** start SOURCE RECORDS **
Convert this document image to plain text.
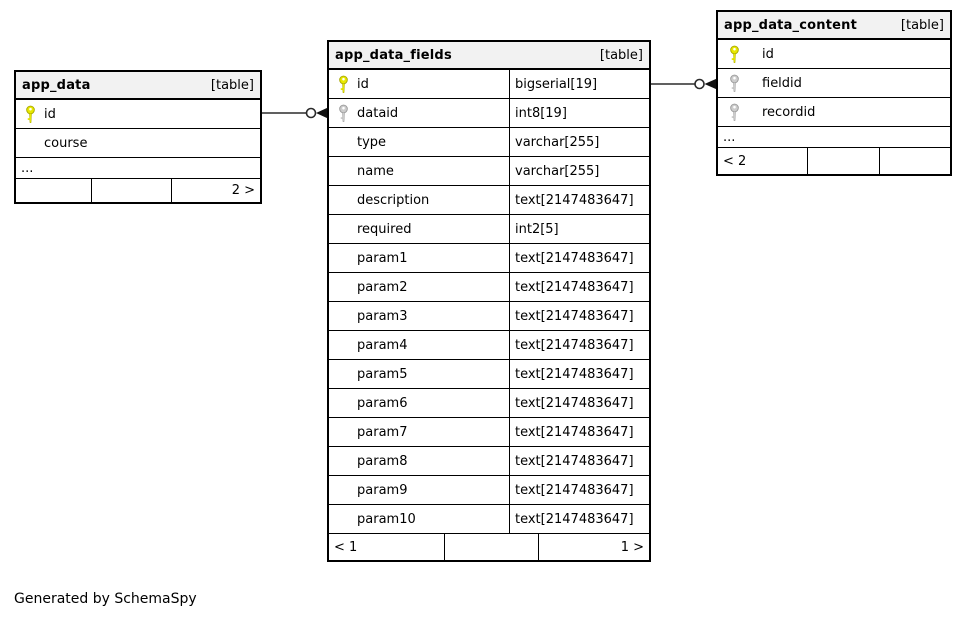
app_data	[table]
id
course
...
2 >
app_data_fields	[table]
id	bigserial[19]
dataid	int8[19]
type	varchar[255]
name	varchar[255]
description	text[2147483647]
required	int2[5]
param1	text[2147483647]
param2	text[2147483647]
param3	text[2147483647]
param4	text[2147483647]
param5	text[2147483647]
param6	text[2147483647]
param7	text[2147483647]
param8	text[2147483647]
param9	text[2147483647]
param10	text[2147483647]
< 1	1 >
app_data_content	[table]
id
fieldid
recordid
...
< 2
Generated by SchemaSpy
** end SOURCE RECORDS **
WRITTEN PROBLEM: Return the whole listing, word for word, and leave out every picture.

SOLUTION TO THIS PROBLEM:
Convert this document image to plain text.
app_data	[table]
id
course
...
2 >
app_data_fields	[table]
id	bigserial[19]
dataid	int8[19]
type	varchar[255]
name	varchar[255]
description	text[2147483647]
required	int2[5]
param1	text[2147483647]
param2	text[2147483647]
param3	text[2147483647]
param4	text[2147483647]
param5	text[2147483647]
param6	text[2147483647]
param7	text[2147483647]
param8	text[2147483647]
param9	text[2147483647]
param10	text[2147483647]
< 1	1 >
app_data_content	[table]
id
fieldid
recordid
...
< 2
Generated by SchemaSpy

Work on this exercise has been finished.